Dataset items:

==========

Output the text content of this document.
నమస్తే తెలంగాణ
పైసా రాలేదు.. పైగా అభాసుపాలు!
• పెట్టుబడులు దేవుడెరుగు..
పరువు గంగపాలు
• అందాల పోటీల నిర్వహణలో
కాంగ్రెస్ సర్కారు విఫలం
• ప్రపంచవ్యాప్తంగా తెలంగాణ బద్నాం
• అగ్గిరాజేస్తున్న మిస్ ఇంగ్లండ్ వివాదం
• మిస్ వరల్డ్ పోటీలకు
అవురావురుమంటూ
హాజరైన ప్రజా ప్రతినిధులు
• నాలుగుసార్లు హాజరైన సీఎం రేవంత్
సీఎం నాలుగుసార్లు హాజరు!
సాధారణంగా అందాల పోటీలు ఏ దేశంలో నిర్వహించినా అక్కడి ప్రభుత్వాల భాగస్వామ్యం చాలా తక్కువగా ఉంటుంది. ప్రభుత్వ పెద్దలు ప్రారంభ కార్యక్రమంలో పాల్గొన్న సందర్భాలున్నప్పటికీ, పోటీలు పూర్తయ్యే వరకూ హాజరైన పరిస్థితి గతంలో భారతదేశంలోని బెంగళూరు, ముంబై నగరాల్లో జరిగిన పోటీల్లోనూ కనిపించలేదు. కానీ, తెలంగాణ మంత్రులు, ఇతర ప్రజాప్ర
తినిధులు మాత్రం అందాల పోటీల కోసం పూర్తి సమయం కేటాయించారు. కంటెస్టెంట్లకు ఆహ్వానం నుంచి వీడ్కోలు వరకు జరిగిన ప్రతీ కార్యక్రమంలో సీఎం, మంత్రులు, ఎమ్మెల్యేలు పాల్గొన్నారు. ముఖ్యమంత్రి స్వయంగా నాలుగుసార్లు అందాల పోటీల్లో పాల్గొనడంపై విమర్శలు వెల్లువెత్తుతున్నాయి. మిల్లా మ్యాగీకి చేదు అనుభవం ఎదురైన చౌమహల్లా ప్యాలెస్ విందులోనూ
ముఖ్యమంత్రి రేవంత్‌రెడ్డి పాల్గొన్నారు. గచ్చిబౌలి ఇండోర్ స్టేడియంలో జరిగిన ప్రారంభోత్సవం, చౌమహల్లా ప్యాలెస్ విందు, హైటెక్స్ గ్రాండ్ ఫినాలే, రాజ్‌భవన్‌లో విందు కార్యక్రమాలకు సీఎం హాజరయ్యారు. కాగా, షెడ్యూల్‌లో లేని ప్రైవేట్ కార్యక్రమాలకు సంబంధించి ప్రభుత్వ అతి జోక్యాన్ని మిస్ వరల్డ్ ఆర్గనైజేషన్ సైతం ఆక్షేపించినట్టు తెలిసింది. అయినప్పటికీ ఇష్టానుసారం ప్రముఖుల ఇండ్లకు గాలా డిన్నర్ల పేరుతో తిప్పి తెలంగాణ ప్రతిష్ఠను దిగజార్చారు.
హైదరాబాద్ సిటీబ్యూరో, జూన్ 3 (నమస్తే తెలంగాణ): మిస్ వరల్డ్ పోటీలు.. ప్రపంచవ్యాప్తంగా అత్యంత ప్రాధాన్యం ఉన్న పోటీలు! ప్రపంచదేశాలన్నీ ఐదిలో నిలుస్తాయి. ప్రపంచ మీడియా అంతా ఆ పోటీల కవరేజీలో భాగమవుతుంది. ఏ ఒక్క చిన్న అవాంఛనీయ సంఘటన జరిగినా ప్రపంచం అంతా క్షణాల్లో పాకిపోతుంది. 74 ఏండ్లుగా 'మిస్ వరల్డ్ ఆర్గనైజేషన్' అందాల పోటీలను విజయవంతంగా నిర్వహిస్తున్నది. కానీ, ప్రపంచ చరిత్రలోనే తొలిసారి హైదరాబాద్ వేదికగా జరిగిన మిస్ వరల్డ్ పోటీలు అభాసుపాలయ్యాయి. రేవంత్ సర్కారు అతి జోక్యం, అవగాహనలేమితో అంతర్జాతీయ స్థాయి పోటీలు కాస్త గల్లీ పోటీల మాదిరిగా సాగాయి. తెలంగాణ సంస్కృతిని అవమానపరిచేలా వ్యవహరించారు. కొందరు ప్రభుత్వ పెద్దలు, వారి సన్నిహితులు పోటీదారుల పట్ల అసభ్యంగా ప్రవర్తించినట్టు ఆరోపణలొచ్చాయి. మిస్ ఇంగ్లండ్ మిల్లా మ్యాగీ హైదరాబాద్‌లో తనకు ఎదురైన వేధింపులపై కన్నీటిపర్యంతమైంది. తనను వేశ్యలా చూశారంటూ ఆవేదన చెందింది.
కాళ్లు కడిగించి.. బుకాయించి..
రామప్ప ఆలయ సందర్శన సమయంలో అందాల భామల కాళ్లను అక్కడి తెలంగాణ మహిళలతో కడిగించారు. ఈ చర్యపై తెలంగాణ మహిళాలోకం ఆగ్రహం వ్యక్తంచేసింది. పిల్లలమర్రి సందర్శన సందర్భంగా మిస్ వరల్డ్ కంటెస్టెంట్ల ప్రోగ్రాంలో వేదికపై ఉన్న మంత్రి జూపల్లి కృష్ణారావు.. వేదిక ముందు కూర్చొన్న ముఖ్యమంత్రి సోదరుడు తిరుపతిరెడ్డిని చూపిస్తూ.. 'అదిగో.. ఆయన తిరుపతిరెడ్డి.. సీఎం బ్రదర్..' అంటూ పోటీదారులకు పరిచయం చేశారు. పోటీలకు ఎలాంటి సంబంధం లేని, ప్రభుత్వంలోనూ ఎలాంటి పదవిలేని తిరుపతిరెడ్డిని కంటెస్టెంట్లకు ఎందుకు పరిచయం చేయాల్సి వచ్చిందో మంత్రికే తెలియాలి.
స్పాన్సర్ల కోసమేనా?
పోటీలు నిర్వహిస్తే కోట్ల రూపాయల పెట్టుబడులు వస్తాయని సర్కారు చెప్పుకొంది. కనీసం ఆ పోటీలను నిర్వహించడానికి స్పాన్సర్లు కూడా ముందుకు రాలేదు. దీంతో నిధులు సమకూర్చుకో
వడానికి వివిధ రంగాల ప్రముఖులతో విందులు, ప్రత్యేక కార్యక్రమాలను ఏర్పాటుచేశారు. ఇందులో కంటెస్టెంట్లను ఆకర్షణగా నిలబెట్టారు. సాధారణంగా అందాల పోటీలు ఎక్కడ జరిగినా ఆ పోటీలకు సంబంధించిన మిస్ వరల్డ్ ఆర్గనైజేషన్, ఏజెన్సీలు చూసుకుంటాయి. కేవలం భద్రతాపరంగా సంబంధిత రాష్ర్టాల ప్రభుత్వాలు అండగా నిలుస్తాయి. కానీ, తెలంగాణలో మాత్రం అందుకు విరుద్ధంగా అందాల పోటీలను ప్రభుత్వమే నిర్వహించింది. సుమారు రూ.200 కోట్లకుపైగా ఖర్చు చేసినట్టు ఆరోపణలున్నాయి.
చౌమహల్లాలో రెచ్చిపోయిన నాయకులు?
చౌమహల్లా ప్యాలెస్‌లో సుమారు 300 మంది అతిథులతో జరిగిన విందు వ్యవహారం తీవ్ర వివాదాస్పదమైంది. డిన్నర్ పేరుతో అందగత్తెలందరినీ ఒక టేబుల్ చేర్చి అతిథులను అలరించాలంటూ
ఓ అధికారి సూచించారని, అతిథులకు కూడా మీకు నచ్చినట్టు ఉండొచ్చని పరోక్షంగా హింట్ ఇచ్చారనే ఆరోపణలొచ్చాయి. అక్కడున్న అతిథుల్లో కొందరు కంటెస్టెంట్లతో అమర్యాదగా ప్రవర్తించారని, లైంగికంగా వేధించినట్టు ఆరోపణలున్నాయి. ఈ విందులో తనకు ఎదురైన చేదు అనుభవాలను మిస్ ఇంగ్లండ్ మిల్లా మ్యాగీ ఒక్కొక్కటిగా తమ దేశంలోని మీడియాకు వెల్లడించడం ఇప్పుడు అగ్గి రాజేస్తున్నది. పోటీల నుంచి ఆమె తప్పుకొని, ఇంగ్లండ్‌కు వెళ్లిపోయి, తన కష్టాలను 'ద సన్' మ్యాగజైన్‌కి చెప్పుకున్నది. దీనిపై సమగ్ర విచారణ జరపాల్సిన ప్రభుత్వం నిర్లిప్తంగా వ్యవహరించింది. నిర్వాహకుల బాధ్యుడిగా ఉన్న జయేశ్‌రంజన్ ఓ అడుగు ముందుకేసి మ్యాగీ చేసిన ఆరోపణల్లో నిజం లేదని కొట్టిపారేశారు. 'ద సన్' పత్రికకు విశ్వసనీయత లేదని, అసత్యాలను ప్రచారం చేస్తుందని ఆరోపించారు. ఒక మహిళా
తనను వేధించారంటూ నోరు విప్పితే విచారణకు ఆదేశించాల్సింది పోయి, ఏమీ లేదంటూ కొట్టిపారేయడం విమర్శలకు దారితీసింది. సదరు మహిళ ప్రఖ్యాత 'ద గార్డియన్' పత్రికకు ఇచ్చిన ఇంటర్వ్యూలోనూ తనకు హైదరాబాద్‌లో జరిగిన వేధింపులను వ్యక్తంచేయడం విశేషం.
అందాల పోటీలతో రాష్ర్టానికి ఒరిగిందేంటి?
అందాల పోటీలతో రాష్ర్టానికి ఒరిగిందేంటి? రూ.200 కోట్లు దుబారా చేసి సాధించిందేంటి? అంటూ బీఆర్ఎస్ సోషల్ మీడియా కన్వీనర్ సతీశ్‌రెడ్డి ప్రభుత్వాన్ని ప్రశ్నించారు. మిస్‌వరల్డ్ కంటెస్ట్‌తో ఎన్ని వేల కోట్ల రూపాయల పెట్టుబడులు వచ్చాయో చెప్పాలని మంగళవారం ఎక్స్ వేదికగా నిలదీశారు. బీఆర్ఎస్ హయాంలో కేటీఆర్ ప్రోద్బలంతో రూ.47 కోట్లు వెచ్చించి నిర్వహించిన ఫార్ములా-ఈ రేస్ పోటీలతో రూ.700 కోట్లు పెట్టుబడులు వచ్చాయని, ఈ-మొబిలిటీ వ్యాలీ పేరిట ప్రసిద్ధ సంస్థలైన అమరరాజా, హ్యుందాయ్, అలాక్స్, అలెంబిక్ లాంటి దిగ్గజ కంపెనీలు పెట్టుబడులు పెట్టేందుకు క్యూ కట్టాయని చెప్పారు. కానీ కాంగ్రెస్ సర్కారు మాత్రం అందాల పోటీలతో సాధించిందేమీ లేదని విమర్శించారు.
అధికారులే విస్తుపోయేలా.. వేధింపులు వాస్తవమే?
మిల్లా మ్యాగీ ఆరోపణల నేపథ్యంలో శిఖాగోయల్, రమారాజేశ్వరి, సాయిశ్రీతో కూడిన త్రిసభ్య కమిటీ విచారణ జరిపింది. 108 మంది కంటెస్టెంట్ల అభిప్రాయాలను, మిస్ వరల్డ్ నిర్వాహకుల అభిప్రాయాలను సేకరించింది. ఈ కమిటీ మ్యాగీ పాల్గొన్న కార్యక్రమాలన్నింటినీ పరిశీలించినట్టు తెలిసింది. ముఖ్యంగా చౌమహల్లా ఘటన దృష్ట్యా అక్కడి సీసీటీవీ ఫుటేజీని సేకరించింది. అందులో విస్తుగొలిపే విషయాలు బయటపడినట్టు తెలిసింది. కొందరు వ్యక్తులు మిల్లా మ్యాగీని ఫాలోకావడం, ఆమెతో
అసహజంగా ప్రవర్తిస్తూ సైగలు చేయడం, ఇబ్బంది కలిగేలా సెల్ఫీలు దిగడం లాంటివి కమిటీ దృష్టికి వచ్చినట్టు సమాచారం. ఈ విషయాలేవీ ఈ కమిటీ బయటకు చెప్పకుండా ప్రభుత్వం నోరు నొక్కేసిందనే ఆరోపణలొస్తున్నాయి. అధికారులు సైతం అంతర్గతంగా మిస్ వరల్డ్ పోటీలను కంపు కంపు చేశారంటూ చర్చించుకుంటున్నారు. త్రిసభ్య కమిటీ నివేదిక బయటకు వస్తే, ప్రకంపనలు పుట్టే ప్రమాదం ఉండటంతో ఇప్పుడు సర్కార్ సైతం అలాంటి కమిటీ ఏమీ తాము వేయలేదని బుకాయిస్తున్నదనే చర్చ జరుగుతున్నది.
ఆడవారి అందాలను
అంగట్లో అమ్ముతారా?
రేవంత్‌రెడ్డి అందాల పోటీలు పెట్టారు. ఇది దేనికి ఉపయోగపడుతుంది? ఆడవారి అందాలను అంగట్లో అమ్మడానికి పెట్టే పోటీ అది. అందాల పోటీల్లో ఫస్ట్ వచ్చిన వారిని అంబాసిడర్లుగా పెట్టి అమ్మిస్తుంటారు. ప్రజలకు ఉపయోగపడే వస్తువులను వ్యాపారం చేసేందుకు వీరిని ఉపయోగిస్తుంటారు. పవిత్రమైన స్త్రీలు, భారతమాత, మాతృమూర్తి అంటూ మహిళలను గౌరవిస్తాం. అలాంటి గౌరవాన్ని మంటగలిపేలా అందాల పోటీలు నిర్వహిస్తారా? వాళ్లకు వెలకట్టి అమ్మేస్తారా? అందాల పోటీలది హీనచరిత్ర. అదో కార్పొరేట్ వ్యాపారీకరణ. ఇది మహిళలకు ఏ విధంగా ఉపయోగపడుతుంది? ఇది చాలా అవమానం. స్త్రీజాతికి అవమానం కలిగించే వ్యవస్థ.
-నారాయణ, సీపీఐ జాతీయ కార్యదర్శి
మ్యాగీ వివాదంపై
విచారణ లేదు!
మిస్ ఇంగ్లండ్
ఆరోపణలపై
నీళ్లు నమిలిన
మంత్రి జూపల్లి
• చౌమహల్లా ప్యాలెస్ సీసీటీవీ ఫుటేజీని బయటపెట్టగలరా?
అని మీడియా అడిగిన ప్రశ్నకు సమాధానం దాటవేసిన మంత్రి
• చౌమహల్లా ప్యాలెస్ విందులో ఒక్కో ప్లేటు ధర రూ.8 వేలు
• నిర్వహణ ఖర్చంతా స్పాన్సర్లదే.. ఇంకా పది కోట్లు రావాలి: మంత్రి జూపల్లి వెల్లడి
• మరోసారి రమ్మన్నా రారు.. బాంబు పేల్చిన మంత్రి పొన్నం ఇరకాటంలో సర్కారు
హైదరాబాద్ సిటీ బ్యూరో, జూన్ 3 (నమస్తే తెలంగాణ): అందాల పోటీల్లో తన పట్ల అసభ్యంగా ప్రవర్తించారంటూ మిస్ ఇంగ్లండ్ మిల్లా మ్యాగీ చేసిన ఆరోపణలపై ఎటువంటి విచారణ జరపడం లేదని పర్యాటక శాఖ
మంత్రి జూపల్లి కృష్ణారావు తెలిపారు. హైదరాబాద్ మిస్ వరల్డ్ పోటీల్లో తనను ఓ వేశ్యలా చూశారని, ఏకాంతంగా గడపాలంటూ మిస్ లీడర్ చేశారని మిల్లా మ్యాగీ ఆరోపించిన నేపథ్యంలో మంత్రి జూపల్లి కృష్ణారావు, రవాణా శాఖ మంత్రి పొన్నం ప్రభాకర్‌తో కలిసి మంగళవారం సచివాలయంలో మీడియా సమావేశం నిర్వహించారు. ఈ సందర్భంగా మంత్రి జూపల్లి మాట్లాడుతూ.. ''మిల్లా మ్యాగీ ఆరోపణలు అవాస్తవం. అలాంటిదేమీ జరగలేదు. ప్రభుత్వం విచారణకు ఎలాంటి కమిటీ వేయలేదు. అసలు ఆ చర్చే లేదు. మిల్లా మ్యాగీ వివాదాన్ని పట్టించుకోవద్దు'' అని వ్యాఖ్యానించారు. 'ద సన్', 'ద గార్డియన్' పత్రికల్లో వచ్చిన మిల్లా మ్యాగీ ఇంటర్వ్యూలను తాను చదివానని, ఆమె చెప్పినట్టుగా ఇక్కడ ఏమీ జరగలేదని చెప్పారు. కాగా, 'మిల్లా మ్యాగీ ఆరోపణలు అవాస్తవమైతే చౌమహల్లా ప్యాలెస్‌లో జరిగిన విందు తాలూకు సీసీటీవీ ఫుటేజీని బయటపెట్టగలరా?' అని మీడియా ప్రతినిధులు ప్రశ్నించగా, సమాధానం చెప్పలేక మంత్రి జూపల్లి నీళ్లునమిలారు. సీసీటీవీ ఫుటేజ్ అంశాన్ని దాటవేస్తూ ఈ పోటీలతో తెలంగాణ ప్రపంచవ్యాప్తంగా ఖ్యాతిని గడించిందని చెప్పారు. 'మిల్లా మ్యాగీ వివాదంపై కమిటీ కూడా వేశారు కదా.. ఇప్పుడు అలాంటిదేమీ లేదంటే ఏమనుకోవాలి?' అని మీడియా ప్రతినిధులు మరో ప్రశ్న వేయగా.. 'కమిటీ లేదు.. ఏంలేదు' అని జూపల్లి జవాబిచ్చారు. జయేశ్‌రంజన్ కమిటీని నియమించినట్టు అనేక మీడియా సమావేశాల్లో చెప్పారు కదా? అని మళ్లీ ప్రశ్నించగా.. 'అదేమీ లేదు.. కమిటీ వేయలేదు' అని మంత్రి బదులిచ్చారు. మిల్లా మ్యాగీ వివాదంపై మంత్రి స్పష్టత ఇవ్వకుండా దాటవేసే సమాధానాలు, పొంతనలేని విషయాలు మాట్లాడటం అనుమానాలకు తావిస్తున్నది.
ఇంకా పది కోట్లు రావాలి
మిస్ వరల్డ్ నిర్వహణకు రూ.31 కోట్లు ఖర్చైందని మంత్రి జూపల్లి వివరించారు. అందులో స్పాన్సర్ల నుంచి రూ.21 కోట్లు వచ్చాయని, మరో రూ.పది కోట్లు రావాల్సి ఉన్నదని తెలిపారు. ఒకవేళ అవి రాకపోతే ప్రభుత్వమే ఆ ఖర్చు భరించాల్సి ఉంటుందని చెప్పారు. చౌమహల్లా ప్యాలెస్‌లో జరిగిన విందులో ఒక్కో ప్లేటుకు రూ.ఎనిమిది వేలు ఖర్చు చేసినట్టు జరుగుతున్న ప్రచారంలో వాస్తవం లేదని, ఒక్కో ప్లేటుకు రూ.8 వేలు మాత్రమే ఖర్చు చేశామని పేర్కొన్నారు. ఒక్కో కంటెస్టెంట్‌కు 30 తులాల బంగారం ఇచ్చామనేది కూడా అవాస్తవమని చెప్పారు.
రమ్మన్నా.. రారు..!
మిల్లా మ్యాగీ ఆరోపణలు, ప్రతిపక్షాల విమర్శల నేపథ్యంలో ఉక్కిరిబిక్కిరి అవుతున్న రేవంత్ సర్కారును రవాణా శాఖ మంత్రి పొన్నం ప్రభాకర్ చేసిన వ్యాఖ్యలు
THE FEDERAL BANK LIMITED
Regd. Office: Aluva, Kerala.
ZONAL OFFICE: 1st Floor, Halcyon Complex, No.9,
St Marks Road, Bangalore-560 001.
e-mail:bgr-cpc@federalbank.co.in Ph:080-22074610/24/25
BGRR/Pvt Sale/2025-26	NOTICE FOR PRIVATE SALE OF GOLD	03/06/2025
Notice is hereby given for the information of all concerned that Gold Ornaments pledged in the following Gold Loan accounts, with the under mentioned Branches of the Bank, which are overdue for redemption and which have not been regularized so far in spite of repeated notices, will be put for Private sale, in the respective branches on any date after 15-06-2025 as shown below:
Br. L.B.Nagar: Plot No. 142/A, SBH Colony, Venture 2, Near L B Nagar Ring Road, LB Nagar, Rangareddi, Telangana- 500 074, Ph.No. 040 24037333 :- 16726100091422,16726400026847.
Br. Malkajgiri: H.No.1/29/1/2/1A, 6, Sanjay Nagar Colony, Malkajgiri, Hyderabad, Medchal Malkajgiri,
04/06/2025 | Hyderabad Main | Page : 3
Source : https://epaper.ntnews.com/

==========

What the exercise asks: Whenever "Road" turns up in a line, pick that line out.

Task solution:
St Marks Road, Bangalore-560 001.
Br. L.B.Nagar: Plot No. 142/A, SBH Colony, Venture 2, Near L B Nagar Ring Road, LB Nagar, Rangareddi, Telangana- 500 074, Ph.No. 040 24037333 :- 16726100091422,16726400026847.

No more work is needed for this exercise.